* Goal:
How many of these lines hold the string "GEFS"? Answer with the number only.

Collected data entries:
+ + + + +

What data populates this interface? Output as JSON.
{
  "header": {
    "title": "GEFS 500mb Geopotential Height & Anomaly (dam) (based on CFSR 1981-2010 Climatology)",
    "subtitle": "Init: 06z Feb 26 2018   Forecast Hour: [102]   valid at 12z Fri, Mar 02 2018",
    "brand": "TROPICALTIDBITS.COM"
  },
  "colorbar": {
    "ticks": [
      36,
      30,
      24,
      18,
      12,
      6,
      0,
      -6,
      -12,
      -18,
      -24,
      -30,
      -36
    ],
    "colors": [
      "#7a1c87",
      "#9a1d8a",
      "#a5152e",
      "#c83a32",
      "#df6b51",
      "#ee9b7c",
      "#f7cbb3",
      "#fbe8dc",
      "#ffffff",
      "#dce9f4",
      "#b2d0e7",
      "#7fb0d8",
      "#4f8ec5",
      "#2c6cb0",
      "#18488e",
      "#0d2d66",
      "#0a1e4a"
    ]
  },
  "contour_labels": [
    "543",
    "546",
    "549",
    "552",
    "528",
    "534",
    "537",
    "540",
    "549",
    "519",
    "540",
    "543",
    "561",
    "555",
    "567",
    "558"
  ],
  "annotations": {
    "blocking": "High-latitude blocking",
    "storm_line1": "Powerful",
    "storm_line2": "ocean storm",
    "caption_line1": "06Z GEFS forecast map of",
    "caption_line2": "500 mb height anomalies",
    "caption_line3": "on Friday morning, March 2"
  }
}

+ + + + +

* Reply to the exercise:
2